Your goal: Look at each line of the records and count those with "left" in them. Please answer with the count alone.

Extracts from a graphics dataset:
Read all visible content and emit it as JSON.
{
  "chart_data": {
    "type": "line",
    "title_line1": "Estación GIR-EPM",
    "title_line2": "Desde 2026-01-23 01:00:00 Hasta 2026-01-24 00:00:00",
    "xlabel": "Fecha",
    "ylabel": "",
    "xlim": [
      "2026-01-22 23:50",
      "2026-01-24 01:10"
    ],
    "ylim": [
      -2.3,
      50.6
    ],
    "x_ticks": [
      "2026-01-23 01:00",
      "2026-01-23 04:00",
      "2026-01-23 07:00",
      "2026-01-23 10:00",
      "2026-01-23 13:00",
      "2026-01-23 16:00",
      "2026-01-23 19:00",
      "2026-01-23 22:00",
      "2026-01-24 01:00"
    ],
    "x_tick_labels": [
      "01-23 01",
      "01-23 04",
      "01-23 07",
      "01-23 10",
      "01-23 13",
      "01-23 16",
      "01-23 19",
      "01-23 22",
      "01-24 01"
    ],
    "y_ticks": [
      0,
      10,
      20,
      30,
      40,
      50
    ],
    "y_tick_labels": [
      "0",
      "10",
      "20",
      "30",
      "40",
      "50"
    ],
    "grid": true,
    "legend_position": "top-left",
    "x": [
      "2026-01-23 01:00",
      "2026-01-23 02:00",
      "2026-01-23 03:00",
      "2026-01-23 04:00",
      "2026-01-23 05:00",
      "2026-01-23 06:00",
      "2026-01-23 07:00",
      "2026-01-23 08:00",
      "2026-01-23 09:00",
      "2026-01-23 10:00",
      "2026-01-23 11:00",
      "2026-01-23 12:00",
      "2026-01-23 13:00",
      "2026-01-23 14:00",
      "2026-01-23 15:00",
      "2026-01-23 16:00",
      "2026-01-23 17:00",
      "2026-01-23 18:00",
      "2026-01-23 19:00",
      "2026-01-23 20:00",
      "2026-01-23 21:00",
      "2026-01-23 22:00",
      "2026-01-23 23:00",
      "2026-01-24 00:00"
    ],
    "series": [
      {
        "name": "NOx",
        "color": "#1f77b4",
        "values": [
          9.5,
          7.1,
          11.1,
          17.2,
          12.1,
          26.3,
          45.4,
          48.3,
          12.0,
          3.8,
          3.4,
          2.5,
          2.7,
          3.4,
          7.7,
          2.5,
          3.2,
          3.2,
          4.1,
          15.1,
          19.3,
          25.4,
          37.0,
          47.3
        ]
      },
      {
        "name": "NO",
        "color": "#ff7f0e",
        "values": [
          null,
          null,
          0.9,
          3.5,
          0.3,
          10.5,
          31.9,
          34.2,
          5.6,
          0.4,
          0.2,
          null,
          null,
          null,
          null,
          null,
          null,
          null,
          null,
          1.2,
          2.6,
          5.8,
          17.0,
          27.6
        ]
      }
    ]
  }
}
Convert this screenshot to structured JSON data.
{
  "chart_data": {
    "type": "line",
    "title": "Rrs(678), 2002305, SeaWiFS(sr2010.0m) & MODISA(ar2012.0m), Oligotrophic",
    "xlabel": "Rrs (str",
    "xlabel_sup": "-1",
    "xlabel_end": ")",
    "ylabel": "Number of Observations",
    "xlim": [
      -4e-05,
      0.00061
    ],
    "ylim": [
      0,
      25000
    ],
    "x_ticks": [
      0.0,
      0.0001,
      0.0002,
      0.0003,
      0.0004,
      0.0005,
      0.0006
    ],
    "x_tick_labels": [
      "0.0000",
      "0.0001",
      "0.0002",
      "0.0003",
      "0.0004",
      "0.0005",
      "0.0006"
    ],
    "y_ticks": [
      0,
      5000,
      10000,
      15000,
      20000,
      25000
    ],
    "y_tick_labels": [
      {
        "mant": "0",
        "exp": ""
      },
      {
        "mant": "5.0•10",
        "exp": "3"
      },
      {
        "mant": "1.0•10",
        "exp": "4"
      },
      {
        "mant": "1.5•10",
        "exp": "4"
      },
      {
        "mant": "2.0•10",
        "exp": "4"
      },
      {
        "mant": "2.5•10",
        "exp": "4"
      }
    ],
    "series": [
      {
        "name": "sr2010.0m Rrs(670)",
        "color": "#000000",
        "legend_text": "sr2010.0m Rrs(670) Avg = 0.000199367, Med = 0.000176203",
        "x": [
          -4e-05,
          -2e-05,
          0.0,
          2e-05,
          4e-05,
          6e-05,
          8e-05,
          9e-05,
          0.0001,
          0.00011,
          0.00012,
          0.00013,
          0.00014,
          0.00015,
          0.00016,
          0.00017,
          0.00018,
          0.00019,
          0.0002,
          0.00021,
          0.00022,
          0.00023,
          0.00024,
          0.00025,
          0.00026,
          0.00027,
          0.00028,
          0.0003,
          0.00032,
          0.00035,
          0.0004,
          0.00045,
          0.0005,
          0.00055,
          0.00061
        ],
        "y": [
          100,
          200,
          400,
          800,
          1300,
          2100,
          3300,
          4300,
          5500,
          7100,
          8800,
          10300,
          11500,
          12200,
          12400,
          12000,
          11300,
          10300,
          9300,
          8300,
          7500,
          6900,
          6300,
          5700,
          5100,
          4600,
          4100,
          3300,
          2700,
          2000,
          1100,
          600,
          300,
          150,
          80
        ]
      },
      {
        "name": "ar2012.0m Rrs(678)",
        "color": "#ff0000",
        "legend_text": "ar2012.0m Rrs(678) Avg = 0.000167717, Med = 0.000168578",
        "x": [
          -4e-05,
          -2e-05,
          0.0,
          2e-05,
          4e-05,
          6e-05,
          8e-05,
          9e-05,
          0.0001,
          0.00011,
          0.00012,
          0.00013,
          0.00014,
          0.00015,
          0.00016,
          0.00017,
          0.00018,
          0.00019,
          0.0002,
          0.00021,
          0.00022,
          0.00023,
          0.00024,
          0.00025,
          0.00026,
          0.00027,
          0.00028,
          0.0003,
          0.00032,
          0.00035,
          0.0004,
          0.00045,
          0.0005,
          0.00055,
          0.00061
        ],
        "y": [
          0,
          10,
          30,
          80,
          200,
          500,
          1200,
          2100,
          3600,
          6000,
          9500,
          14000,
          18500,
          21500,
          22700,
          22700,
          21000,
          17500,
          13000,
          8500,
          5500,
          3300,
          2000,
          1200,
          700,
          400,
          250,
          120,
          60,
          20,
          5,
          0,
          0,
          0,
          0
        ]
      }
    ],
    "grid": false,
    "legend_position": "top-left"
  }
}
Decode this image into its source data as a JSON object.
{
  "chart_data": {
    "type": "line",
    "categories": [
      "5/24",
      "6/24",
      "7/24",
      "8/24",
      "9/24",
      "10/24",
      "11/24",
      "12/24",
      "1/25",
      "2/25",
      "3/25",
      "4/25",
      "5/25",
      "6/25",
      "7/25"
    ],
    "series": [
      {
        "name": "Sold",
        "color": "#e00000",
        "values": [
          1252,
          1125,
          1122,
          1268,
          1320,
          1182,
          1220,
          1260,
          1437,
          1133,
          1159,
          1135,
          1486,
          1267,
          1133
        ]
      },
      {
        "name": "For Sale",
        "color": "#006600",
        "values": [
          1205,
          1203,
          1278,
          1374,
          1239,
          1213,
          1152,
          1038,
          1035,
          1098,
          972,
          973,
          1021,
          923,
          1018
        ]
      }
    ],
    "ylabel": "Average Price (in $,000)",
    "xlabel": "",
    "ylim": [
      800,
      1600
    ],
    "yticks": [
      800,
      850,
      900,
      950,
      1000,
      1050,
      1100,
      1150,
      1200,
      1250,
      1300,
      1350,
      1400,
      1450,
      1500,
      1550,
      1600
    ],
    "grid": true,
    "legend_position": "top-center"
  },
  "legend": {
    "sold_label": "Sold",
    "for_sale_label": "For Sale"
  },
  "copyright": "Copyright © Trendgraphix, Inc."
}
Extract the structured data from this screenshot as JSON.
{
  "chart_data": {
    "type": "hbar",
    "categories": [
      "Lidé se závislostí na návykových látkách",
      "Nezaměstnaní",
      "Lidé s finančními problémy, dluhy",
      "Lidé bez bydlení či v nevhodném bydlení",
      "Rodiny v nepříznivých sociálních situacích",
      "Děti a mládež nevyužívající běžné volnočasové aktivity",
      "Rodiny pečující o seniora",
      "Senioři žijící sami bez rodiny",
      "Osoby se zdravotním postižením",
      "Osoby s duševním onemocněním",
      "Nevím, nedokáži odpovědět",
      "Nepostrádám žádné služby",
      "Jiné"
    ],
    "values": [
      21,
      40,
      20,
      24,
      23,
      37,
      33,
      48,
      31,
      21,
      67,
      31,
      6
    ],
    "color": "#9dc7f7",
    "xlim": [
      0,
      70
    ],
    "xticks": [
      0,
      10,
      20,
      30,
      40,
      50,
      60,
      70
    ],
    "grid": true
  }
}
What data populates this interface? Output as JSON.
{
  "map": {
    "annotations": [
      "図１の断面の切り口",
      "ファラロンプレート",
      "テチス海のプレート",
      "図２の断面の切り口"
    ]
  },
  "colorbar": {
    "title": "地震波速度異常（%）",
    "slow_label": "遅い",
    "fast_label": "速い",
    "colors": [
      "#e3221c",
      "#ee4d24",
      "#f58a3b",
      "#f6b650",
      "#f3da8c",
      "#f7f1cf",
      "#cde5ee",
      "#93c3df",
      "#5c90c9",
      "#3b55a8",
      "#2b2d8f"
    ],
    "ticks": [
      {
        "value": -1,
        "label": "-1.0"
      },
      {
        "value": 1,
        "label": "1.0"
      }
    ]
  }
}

Result of this task: 2